What you should do:
Each line below should be retyped exactly, with no pictures.

>> Begin Given records

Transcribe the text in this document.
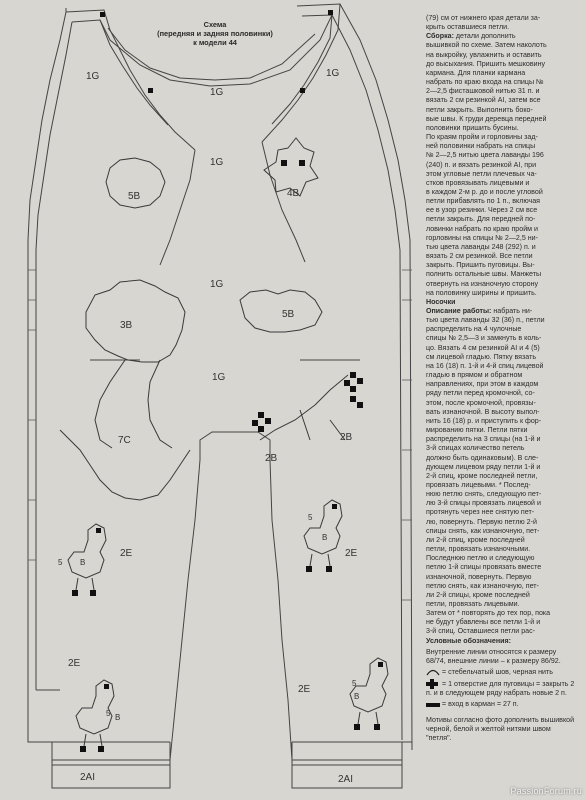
1G	1G
1G
1G
4B
5B
1G
5B
3B
1G
7C
2B
2B
2E	2E
2E
2E
5 B
5
B
5 B
5
B
2AI	2AI
Схема
(передняя и задняя половинки)
к модели 44

(79) см от нижнего края детали за-

крыть оставшиеся петли.

Сборка: детали дополнить

вышивкой по схеме. Затем наколоть

на выкройку, увлажнить и оставить

до высыхания. Пришить мешковину

кармана. Для планки кармана

набрать по краю входа на спицы №

2—2,5 фисташковой нитью 31 п. и

вязать 2 см резинкой AI, затем все

петли закрыть. Выполнить боко-

вые швы. К груди деревца передней

половинки пришить бусины.

По краям пройм и горловины зад-

ней половинки набрать на спицы

№ 2—2,5 нитью цвета лаванды 196

(240) п. и вязать резинкой AI, при

этом угловые петли плечевых ча-

стков провязывать лицевыми и

в каждом 2-м р. до и после угловой

петли прибавлять по 1 п., включая

ее в узор резинки. Через 2 см все

петли закрыть. Для передней по-

ловинки набрать по краю пройм и

горловины на спицы № 2—2,5 ни-

тью цвета лаванды 248 (292) п. и

вязать 2 см резинкой. Все петли

закрыть. Пришить пуговицы. Вы-

полнить остальные швы. Манжеты

отвернуть на изнаночную сторону

на половинку ширины и пришить.

Носочки

Описание работы: набрать ни-

тью цвета лаванды 32 (36) п., петли

распределить на 4 чулочные

спицы № 2,5—3 и замкнуть в коль-

цо. Вязать 4 см резинкой AI и 4 (5)

см лицевой гладью. Пятку вязать

на 16 (18) п. 1-й и 4-й спиц лицевой

гладью в прямом и обратном

направлениях, при этом в каждом

ряду петли перед кромочной, со-

этом, после кромочной, провязы-

вать изнаночной. В высоту выпол-

нить 16 (18) р. и приступить к фор-

мированию пятки. Петли пятки

распределить на 3 спицы (на 1-й и

3-й спицах количество петель

должно быть одинаковым). В сле-

дующем лицевом ряду петли 1-й и

2-й спиц, кроме последней петли,

провязать лицевыми. * Послед-

нюю петлю снять, следующую пет-

лю 3-й спицы провязать лицевой и

протянуть через нее снятую пет-

лю, повернуть. Первую петлю 2-й

спицы снять, как изнаночную, пет-

ли 2-й спиц, кроме последней

петли, провязать изнаночными.

Последнюю петлю и следующую

петлю 1-й спицы провязать вместе

изнаночной, повернуть. Первую

петлю снять, как изнаночную, пет-

ли 2-й спицы, кроме последней

петли, провязать лицевыми.

Затем от * повторять до тех пор, пока

не будут убавлены все петли 1-й и

3-й спиц. Оставшиеся петли рас-

Условные обозначения:

Внутренние линии относятся к размеру 68/74, внешние линии – к размеру 86/92.

= стебельчатый шов, черная нить

= 1 отверстие для пуговицы = закрыть 2 п. и в следующем ряду набрать новые 2 п.

= вход в карман = 27 п.

Мотивы согласно фото дополнить вышивкой черной, белой и желтой нитями швом "петля".

PassionForum.ru
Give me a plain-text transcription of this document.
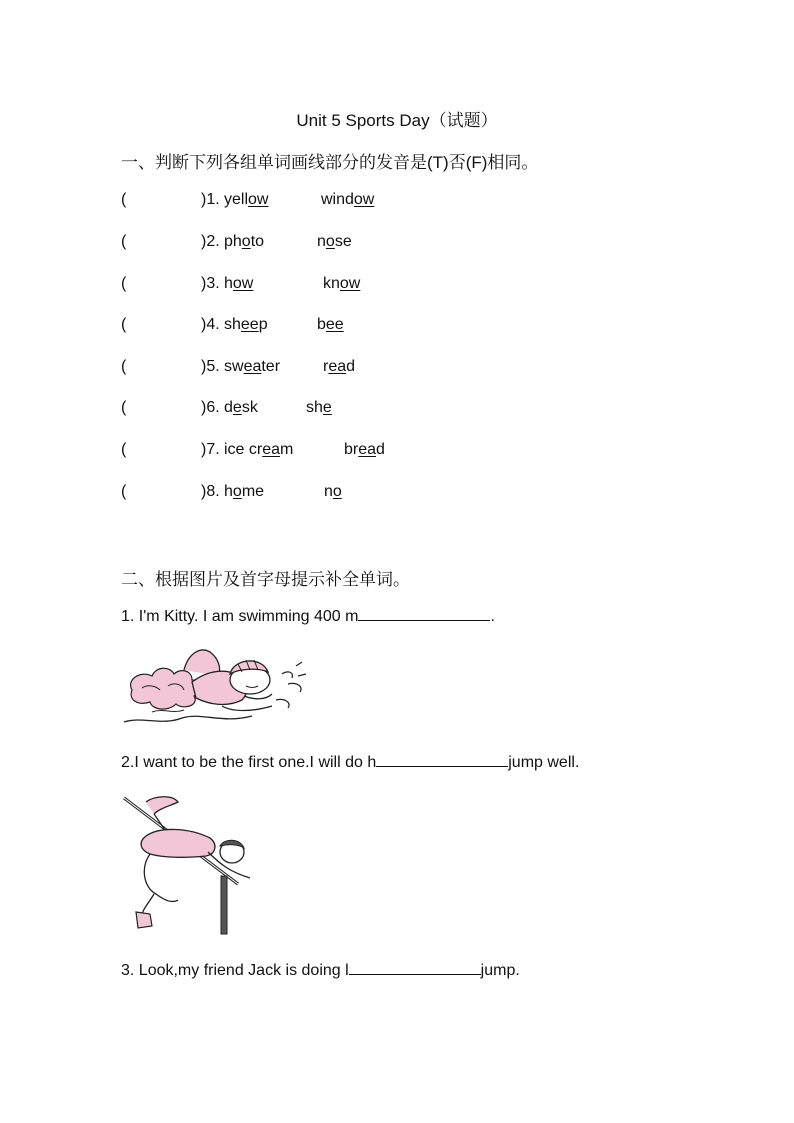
Unit 5 Sports Day（试题）
一、判断下列各组单词画线部分的发音是(T)否(F)相同。
(	)1. yellow	window
(	)2. photo	nose
(	)3. how	know
(	)4. sheep	bee
(	)5. sweater	read
(	)6. desk	she
(	)7. ice cream	bread
(	)8. home	no
二、根据图片及首字母提示补全单词。
1. I'm Kitty. I am swimming 400 m	.
2.I want to be the first one.I will do h	jump well.
3. Look,my friend Jack is doing l	jump.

>> End Given records

Result of the exercise:
Transcribe the text in this document.
1G	1G
1G
1G
4B
5B
1G
5B
3B
1G
7C
2B
2B
2E	2E
2E
2E
5 B
5
B
5 B
5
B
2AI	2AI
Схема
(передняя и задняя половинки)
к модели 44

(79) см от нижнего края детали за-

крыть оставшиеся петли.

Сборка: детали дополнить

вышивкой по схеме. Затем наколоть

на выкройку, увлажнить и оставить

до высыхания. Пришить мешковину

кармана. Для планки кармана

набрать по краю входа на спицы №

2—2,5 фисташковой нитью 31 п. и

вязать 2 см резинкой AI, затем все

петли закрыть. Выполнить боко-

вые швы. К груди деревца передней

половинки пришить бусины.

По краям пройм и горловины зад-

ней половинки набрать на спицы

№ 2—2,5 нитью цвета лаванды 196

(240) п. и вязать резинкой AI, при

этом угловые петли плечевых ча-

стков провязывать лицевыми и

в каждом 2-м р. до и после угловой

петли прибавлять по 1 п., включая

ее в узор резинки. Через 2 см все

петли закрыть. Для передней по-

ловинки набрать по краю пройм и

горловины на спицы № 2—2,5 ни-

тью цвета лаванды 248 (292) п. и

вязать 2 см резинкой. Все петли

закрыть. Пришить пуговицы. Вы-

полнить остальные швы. Манжеты

отвернуть на изнаночную сторону

на половинку ширины и пришить.

Носочки

Описание работы: набрать ни-

тью цвета лаванды 32 (36) п., петли

распределить на 4 чулочные

спицы № 2,5—3 и замкнуть в коль-

цо. Вязать 4 см резинкой AI и 4 (5)

см лицевой гладью. Пятку вязать

на 16 (18) п. 1-й и 4-й спиц лицевой

гладью в прямом и обратном

направлениях, при этом в каждом

ряду петли перед кромочной, со-

этом, после кромочной, провязы-

вать изнаночной. В высоту выпол-

нить 16 (18) р. и приступить к фор-

мированию пятки. Петли пятки

распределить на 3 спицы (на 1-й и

3-й спицах количество петель

должно быть одинаковым). В сле-

дующем лицевом ряду петли 1-й и

2-й спиц, кроме последней петли,

провязать лицевыми. * Послед-

нюю петлю снять, следующую пет-

лю 3-й спицы провязать лицевой и

протянуть через нее снятую пет-

лю, повернуть. Первую петлю 2-й

спицы снять, как изнаночную, пет-

ли 2-й спиц, кроме последней

петли, провязать изнаночными.

Последнюю петлю и следующую

петлю 1-й спицы провязать вместе

изнаночной, повернуть. Первую

петлю снять, как изнаночную, пет-

ли 2-й спицы, кроме последней

петли, провязать лицевыми.

Затем от * повторять до тех пор, пока

не будут убавлены все петли 1-й и

3-й спиц. Оставшиеся петли рас-

Условные обозначения:

Внутренние линии относятся к размеру 68/74, внешние линии – к размеру 86/92.

= стебельчатый шов, черная нить

= 1 отверстие для пуговицы = закрыть 2 п. и в следующем ряду набрать новые 2 п.

= вход в карман = 27 п.

Мотивы согласно фото дополнить вышивкой черной, белой и желтой нитями швом "петля".

PassionForum.ru
Give me a plain-text transcription of this document.
Unit 5 Sports Day（试题）
一、判断下列各组单词画线部分的发音是(T)否(F)相同。
(	)1. yellow	window
(	)2. photo	nose
(	)3. how	know
(	)4. sheep	bee
(	)5. sweater	read
(	)6. desk	she
(	)7. ice cream	bread
(	)8. home	no
二、根据图片及首字母提示补全单词。
1. I'm Kitty. I am swimming 400 m	.
2.I want to be the first one.I will do h	jump well.
3. Look,my friend Jack is doing l	jump.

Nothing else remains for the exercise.